§ **What to do**:
For the material that follows, list every line containing the word "clients".

##########

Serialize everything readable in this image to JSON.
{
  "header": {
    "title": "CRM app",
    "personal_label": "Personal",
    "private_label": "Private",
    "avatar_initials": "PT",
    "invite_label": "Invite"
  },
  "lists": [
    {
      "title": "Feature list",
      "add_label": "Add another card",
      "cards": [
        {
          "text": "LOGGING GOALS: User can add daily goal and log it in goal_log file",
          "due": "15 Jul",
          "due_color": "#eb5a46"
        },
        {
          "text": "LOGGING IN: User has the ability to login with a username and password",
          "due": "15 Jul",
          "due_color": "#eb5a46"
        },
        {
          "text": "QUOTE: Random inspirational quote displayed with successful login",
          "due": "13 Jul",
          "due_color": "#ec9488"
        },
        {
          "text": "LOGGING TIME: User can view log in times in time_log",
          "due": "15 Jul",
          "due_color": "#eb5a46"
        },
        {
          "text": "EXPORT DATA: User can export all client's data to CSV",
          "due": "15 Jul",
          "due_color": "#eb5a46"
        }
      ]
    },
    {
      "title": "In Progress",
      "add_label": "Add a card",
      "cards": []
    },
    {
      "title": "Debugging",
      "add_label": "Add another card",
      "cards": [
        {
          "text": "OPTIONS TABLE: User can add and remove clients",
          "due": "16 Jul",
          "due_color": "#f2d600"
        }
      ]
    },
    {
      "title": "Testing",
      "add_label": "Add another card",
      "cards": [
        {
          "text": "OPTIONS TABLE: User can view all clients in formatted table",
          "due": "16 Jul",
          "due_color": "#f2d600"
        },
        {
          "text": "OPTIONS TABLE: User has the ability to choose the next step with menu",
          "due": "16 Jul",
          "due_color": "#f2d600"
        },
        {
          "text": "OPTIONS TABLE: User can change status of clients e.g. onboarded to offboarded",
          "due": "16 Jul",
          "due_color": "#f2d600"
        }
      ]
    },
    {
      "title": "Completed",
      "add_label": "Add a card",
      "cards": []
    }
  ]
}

##########

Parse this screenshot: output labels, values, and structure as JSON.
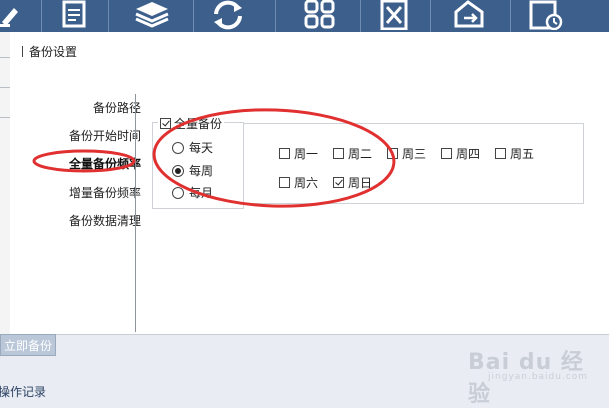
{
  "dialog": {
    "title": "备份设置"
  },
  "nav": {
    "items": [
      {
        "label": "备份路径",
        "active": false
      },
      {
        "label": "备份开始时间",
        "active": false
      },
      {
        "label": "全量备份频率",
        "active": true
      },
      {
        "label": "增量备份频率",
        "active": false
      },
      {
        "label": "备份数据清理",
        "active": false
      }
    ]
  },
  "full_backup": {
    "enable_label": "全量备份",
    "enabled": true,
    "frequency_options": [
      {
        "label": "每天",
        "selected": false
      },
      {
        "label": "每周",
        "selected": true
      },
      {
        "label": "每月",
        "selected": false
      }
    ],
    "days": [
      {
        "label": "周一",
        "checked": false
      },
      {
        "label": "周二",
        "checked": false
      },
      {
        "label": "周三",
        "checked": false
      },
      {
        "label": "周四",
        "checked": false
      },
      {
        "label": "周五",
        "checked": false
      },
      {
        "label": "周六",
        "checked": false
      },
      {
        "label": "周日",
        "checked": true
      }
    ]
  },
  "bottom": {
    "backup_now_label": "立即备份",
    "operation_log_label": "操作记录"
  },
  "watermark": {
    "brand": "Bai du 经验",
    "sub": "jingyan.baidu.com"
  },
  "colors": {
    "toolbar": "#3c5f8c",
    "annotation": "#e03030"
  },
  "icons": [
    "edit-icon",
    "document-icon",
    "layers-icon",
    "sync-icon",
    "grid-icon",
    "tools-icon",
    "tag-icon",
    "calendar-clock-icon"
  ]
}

##########

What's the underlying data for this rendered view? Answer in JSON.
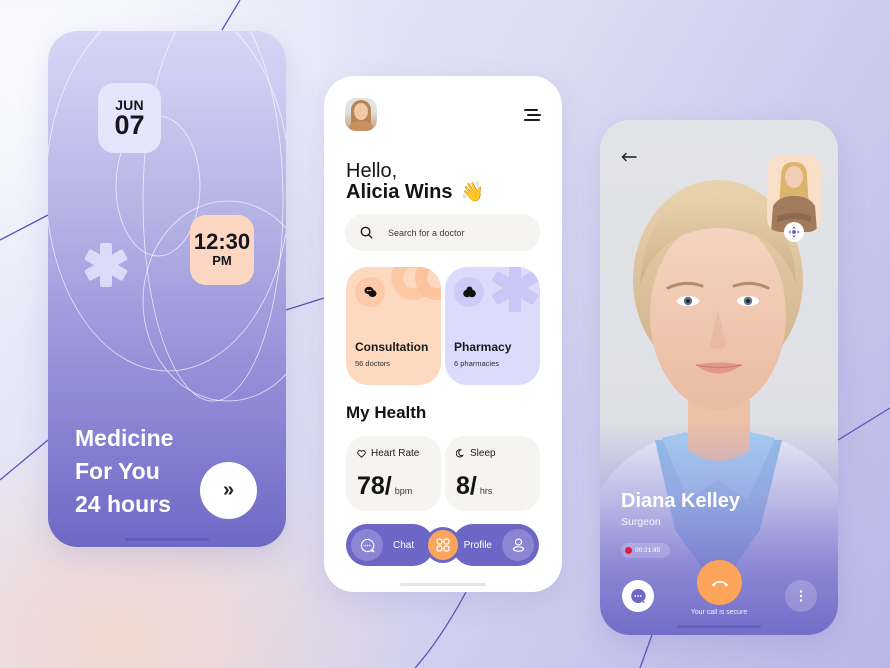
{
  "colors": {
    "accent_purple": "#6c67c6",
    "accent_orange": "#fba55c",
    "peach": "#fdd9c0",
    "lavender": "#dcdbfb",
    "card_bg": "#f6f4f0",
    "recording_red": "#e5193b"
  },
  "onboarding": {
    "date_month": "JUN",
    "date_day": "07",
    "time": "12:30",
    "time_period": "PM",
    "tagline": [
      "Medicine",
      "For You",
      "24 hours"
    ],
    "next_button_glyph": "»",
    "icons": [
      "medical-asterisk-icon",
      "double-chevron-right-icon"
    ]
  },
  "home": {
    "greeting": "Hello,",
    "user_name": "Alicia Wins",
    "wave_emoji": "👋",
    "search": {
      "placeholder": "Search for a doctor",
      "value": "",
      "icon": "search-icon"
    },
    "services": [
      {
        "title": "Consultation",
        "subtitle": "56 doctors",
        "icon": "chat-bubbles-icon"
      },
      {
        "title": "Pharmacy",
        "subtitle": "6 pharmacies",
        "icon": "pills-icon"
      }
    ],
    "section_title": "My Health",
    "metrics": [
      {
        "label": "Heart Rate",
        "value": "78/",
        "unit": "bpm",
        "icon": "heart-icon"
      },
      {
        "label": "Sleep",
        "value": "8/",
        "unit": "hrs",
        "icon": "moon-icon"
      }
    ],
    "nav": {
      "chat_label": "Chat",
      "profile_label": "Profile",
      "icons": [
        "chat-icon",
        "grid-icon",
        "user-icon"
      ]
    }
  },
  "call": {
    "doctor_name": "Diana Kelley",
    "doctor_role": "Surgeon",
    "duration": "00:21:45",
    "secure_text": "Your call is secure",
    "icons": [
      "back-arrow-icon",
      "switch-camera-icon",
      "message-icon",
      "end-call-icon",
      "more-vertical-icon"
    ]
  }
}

##########

§ **Task solution**:
          "text": "OPTIONS TABLE: User can add and remove clients",
          "text": "OPTIONS TABLE: User can view all clients in formatted table",
          "text": "OPTIONS TABLE: User can change status of clients e.g. onboarded to offboarded",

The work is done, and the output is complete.